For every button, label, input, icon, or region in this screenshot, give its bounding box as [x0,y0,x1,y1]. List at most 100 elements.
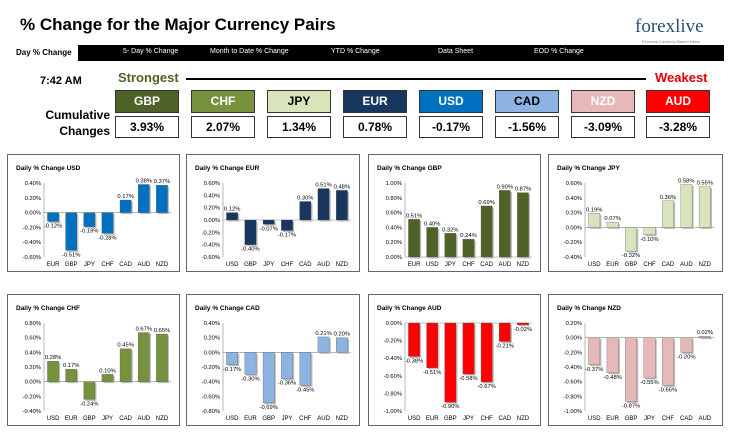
y-tick-label: 0.20% [566,211,582,217]
data-label: 0.90% [497,184,513,190]
data-label: 0.12% [224,207,240,213]
bar [317,188,330,221]
data-label: 0.65% [154,328,170,334]
x-tick-label: CAD [680,416,693,422]
bar [588,337,601,365]
y-tick-label: -0.40% [23,240,41,246]
bar [680,184,693,228]
y-tick-label: -0.40% [202,380,220,386]
currency-name: GBP [115,90,179,113]
chart-title: Daily % Change USD [16,165,81,172]
y-tick-label: -0.40% [384,356,402,362]
logo-subtitle: Financial Currency Market News [642,39,700,44]
x-tick-label: GBP [625,262,638,268]
bar [47,360,59,382]
bar [65,369,77,382]
x-tick-label: AUD [680,262,693,268]
x-tick-label: USD [426,262,439,268]
data-label: -0.51% [423,370,441,376]
x-tick-label: AUD [498,262,511,268]
x-tick-label: GBP [625,416,638,422]
chart-panel: Daily % Change AUD 0.00% -0.20% -0.40% -0.60… [368,294,541,426]
data-label: -0.51% [62,252,80,258]
data-label: -0.17% [223,367,241,373]
chart-title: Daily % Change AUD [377,305,442,312]
bar [444,322,457,403]
x-tick-label: JPY [84,262,95,268]
data-label: 0.58% [678,178,694,184]
bar [588,213,601,228]
y-tick-label: 0.60% [204,181,220,187]
x-tick-label: AUD [137,262,150,268]
x-tick-label: GBP [262,416,275,422]
x-tick-label: NZD [517,262,530,268]
data-label: 0.48% [334,184,350,190]
bar [662,200,674,228]
currency-name: JPY [267,90,331,113]
chart-svg: Daily % Change EUR 0.60% 0.40% 0.20% 0.00% -0… [195,165,351,268]
x-tick-label: GBP [65,262,78,268]
x-tick-label: USD [47,416,60,422]
y-tick-label: 0.20% [25,365,41,371]
y-tick-label: 0.20% [566,321,582,327]
bar [138,332,150,382]
x-tick-label: EUR [244,416,257,422]
chart-panel: Daily % Change USD 0.40% 0.20% 0.00% -0.20% -… [7,154,180,272]
currency-card-usd: USD -0.17% [419,90,483,138]
data-label: 0.69% [478,200,494,206]
tab-5-day-change[interactable]: 5- Day % Change [123,48,179,55]
data-label: 0.02% [697,330,713,336]
x-tick-label: EUR [606,416,619,422]
y-tick-label: -0.40% [23,409,41,415]
data-label: -0.90% [441,404,459,410]
currency-name: AUD [646,90,710,113]
y-tick-label: -0.40% [564,365,582,371]
tab-day-change[interactable]: Day % Change [8,45,78,61]
chart-svg: Daily % Change NZD 0.20% 0.00% -0.20% -0.40%… [557,305,714,422]
chart-svg: Daily % Change GBP1.00%0.80%0.60%0.40%0.… [377,165,532,268]
bar [101,212,114,234]
tab-data-sheet[interactable]: Data Sheet [438,48,474,55]
y-tick-label: 0.20% [386,240,402,246]
y-tick-label: 0.00% [386,255,402,261]
tab-ytd-change[interactable]: YTD % Change [331,48,380,55]
data-label: 0.21% [315,331,331,337]
bar [426,322,438,369]
data-label: -0.21% [496,343,514,349]
y-tick-label: 0.00% [386,321,402,327]
x-tick-label: JPY [102,416,113,422]
chart-svg: Daily % Change USD0.40%0.20%0.00%-0.20%-… [16,165,171,268]
bar [244,219,257,245]
bar [336,190,348,221]
y-tick-label: -0.20% [384,339,402,345]
bar [408,322,420,357]
tab-month-to-date-change[interactable]: Month to Date % Change [210,48,289,55]
x-tick-label: CAD [299,262,312,268]
currency-cumulative-change: -0.17% [419,116,483,138]
y-tick-label: -0.20% [23,225,41,231]
bar [625,227,637,252]
bar [138,184,150,213]
data-label: -0.28% [98,235,116,241]
tab-bar: Day % Change 5- Day % Change Month to Da… [8,45,724,61]
currency-cumulative-change: -3.28% [646,116,710,138]
chart-title: Daily % Change GBP [377,165,442,172]
x-tick-label: USD [588,262,601,268]
data-label: -0.19% [80,229,98,235]
y-tick-label: 0.60% [566,181,582,187]
data-label: -0.65% [659,387,677,393]
data-label: 0.10% [99,368,115,374]
data-label: -0.38% [405,358,423,364]
timestamp: 7:42 AM [40,75,82,87]
bar [299,352,312,386]
x-tick-label: CHF [281,262,294,268]
chart-svg: Daily % Change CAD0.40%0.20%0.00%-0.20%-… [195,305,351,422]
currency-cumulative-change: -3.09% [571,116,635,138]
y-tick-label: -0.60% [564,380,582,386]
y-tick-label: 0.00% [566,336,582,342]
data-label: 0.17% [117,194,133,200]
chart-title: Daily % Change CAD [195,305,260,312]
data-label: -0.32% [622,253,640,259]
data-label: 0.36% [660,195,676,201]
tab-eod-change[interactable]: EOD % Change [534,48,584,55]
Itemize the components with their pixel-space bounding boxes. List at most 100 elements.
= = =
→ Task details:
Reproduce every line of the records above verbatim, leaving out the pictures.

→ Expected output:
For every button, label, input, icon, or region in this screenshot, give its bounding box as [x0,y0,x1,y1]. List at most 100 elements.
y-tick-label: 0.20% [566,211,582,217]
data-label: 0.90% [497,184,513,190]
data-label: 0.12% [224,207,240,213]
bar [317,188,330,221]
data-label: 0.65% [154,328,170,334]
x-tick-label: CAD [680,416,693,422]
bar [588,337,601,365]
y-tick-label: -0.40% [23,240,41,246]
bar [680,184,693,228]
y-tick-label: -0.40% [202,380,220,386]
currency-name: GBP [115,90,179,113]
chart-title: Daily % Change USD [16,165,81,172]
y-tick-label: -0.40% [384,356,402,362]
logo-subtitle: Financial Currency Market News [642,39,700,44]
x-tick-label: GBP [625,262,638,268]
bar [47,360,59,382]
bar [65,369,77,382]
x-tick-label: AUD [680,262,693,268]
x-tick-label: USD [426,262,439,268]
data-label: -0.51% [423,370,441,376]
x-tick-label: AUD [498,262,511,268]
x-tick-label: GBP [625,416,638,422]
chart-panel: Daily % Change AUD 0.00% -0.20% -0.40% -0.60… [368,294,541,426]
data-label: -0.51% [62,252,80,258]
data-label: -0.17% [223,367,241,373]
chart-title: Daily % Change AUD [377,305,442,312]
bar [444,322,457,403]
x-tick-label: JPY [84,262,95,268]
data-label: 0.58% [678,178,694,184]
bar [588,213,601,228]
y-tick-label: 0.60% [204,181,220,187]
x-tick-label: AUD [137,262,150,268]
x-tick-label: GBP [262,416,275,422]
x-tick-label: NZD [517,262,530,268]
data-label: 0.48% [334,184,350,190]
bar [662,200,674,228]
currency-name: JPY [267,90,331,113]
chart-svg: Daily % Change EUR 0.60% 0.40% 0.20% 0.00% -0… [195,165,351,268]
x-tick-label: GBP [65,262,78,268]
x-tick-label: USD [47,416,60,422]
y-tick-label: 0.20% [25,365,41,371]
y-tick-label: 0.20% [566,321,582,327]
bar [138,332,150,382]
x-tick-label: EUR [244,416,257,422]
chart-panel: Daily % Change USD 0.40% 0.20% 0.00% -0.20% -… [7,154,180,272]
currency-card-usd: USD -0.17% [419,90,483,138]
data-label: 0.69% [478,200,494,206]
tab-5-day-change[interactable]: 5- Day % Change [123,48,179,55]
data-label: 0.02% [697,330,713,336]
x-tick-label: EUR [606,416,619,422]
y-tick-label: -0.40% [23,409,41,415]
data-label: -0.90% [441,404,459,410]
currency-name: AUD [646,90,710,113]
y-tick-label: -0.40% [564,365,582,371]
tab-day-change[interactable]: Day % Change [8,45,78,61]
chart-svg: Daily % Change NZD 0.20% 0.00% -0.20% -0.40%… [557,305,714,422]
chart-svg: Daily % Change GBP1.00%0.80%0.60%0.40%0.… [377,165,532,268]
bar [101,212,114,234]
tab-data-sheet[interactable]: Data Sheet [438,48,474,55]
y-tick-label: 0.20% [386,240,402,246]
y-tick-label: 0.00% [386,255,402,261]
tab-ytd-change[interactable]: YTD % Change [331,48,380,55]
data-label: 0.21% [315,331,331,337]
bar [426,322,438,369]
data-label: -0.21% [496,343,514,349]
y-tick-label: 0.00% [386,321,402,327]
x-tick-label: JPY [102,416,113,422]
chart-svg: Daily % Change USD0.40%0.20%0.00%-0.20%-… [16,165,171,268]
bar [244,219,257,245]
bar [336,190,348,221]
y-tick-label: -0.20% [384,339,402,345]
bar [408,322,420,357]
tab-month-to-date-change[interactable]: Month to Date % Change [210,48,289,55]
x-tick-label: CAD [299,262,312,268]
currency-cumulative-change: -0.17% [419,116,483,138]
y-tick-label: -0.20% [23,225,41,231]
bar [625,227,637,252]
bar [138,184,150,213]
data-label: -0.28% [98,235,116,241]
tab-bar: Day % Change 5- Day % Change Month to Da… [8,45,724,61]
currency-cumulative-change: -3.28% [646,116,710,138]
chart-title: Daily % Change GBP [377,165,442,172]
x-tick-label: USD [588,262,601,268]
data-label: -0.19% [80,229,98,235]
y-tick-label: 0.60% [566,181,582,187]
data-label: -0.65% [659,387,677,393]
data-label: 0.10% [99,368,115,374]
data-label: -0.38% [405,358,423,364]
timestamp: 7:42 AM [40,75,82,87]
bar [299,352,312,386]
x-tick-label: CHF [281,262,294,268]
chart-svg: Daily % Change CAD0.40%0.20%0.00%-0.20%-… [195,305,351,422]
currency-cumulative-change: -3.09% [571,116,635,138]
y-tick-label: -0.60% [564,380,582,386]
y-tick-label: 0.00% [566,336,582,342]
data-label: 0.17% [117,194,133,200]
chart-title: Daily % Change CAD [195,305,260,312]
data-label: -0.32% [622,253,640,259]
data-label: 0.36% [660,195,676,201]
tab-eod-change[interactable]: EOD % Change [534,48,584,55]
Itemize the components with their pixel-space bounding boxes. List at most 100 elements.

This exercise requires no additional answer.